What is expected:
The data must be written out once more, precisely as given.

Material provided:
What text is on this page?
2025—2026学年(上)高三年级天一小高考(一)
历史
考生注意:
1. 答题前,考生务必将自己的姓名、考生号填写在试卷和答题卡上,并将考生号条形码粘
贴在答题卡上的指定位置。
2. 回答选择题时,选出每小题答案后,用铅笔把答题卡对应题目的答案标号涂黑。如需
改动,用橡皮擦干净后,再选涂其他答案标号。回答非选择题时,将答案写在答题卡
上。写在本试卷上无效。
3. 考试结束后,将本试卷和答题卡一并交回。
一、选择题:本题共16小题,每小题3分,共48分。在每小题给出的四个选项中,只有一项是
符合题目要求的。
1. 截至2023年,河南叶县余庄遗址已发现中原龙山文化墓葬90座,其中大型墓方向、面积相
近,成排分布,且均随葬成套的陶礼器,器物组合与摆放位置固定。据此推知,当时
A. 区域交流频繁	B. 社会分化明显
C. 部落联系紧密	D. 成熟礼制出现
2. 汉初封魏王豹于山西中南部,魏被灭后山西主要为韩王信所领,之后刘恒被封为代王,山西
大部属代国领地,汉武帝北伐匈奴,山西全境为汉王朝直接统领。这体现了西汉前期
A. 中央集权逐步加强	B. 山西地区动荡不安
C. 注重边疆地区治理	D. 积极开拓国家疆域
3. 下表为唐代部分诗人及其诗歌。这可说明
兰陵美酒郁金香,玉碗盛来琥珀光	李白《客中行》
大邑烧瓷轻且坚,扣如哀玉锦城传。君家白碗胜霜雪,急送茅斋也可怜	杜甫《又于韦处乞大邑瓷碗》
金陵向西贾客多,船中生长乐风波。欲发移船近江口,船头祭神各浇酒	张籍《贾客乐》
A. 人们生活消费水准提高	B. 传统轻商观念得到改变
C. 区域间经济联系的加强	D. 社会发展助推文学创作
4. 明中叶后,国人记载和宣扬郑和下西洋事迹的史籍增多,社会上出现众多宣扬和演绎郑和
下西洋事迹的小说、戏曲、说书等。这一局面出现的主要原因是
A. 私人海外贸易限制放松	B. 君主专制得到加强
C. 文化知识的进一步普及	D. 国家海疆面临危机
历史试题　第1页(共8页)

Solved exercise:
What text is on this page?
2025—2026学年(上)高三年级天一小高考(一)
历史
考生注意:
1. 答题前,考生务必将自己的姓名、考生号填写在试卷和答题卡上,并将考生号条形码粘
贴在答题卡上的指定位置。
2. 回答选择题时,选出每小题答案后,用铅笔把答题卡对应题目的答案标号涂黑。如需
改动,用橡皮擦干净后,再选涂其他答案标号。回答非选择题时,将答案写在答题卡
上。写在本试卷上无效。
3. 考试结束后,将本试卷和答题卡一并交回。
一、选择题:本题共16小题,每小题3分,共48分。在每小题给出的四个选项中,只有一项是
符合题目要求的。
1. 截至2023年,河南叶县余庄遗址已发现中原龙山文化墓葬90座,其中大型墓方向、面积相
近,成排分布,且均随葬成套的陶礼器,器物组合与摆放位置固定。据此推知,当时
A. 区域交流频繁	B. 社会分化明显
C. 部落联系紧密	D. 成熟礼制出现
2. 汉初封魏王豹于山西中南部,魏被灭后山西主要为韩王信所领,之后刘恒被封为代王,山西
大部属代国领地,汉武帝北伐匈奴,山西全境为汉王朝直接统领。这体现了西汉前期
A. 中央集权逐步加强	B. 山西地区动荡不安
C. 注重边疆地区治理	D. 积极开拓国家疆域
3. 下表为唐代部分诗人及其诗歌。这可说明
兰陵美酒郁金香,玉碗盛来琥珀光	李白《客中行》
大邑烧瓷轻且坚,扣如哀玉锦城传。君家白碗胜霜雪,急送茅斋也可怜	杜甫《又于韦处乞大邑瓷碗》
金陵向西贾客多,船中生长乐风波。欲发移船近江口,船头祭神各浇酒	张籍《贾客乐》
A. 人们生活消费水准提高	B. 传统轻商观念得到改变
C. 区域间经济联系的加强	D. 社会发展助推文学创作
4. 明中叶后,国人记载和宣扬郑和下西洋事迹的史籍增多,社会上出现众多宣扬和演绎郑和
下西洋事迹的小说、戏曲、说书等。这一局面出现的主要原因是
A. 私人海外贸易限制放松	B. 君主专制得到加强
C. 文化知识的进一步普及	D. 国家海疆面临危机
历史试题　第1页(共8页)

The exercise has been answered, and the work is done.